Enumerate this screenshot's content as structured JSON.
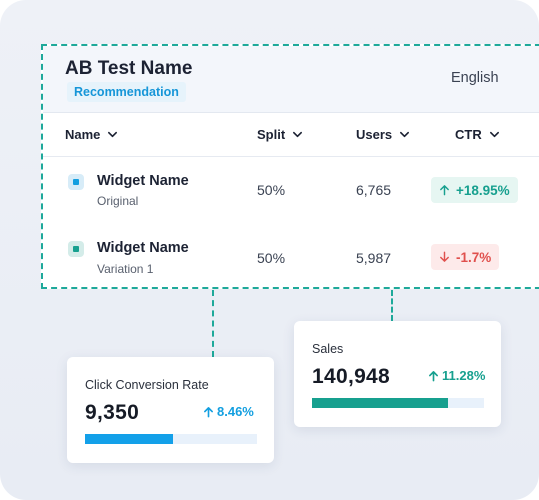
{
  "ab_test": {
    "title": "AB Test Name",
    "tag": "Recommendation",
    "language": "English",
    "columns": [
      "Name",
      "Split",
      "Users",
      "CTR"
    ],
    "rows": [
      {
        "name": "Widget Name",
        "sub": "Original",
        "split": "50%",
        "users": "6,765",
        "ctr": "+18.95%",
        "trend": "up"
      },
      {
        "name": "Widget Name",
        "sub": "Variation 1",
        "split": "50%",
        "users": "5,987",
        "ctr": "-1.7%",
        "trend": "down"
      }
    ]
  },
  "metrics": [
    {
      "label": "Click Conversion Rate",
      "value": "9,350",
      "change": "8.46%",
      "progress": 0.51,
      "color": "#13a0e9",
      "change_color": "#139fe0"
    },
    {
      "label": "Sales",
      "value": "140,948",
      "change": "11.28%",
      "progress": 0.79,
      "color": "#17a08f",
      "change_color": "#17a08f"
    }
  ]
}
_ _ _ _ _ _ _
What you need to do: Copy each line that contains the word "label".

Answer to the exercise:
      "label": "Click Conversion Rate",
      "label": "Sales",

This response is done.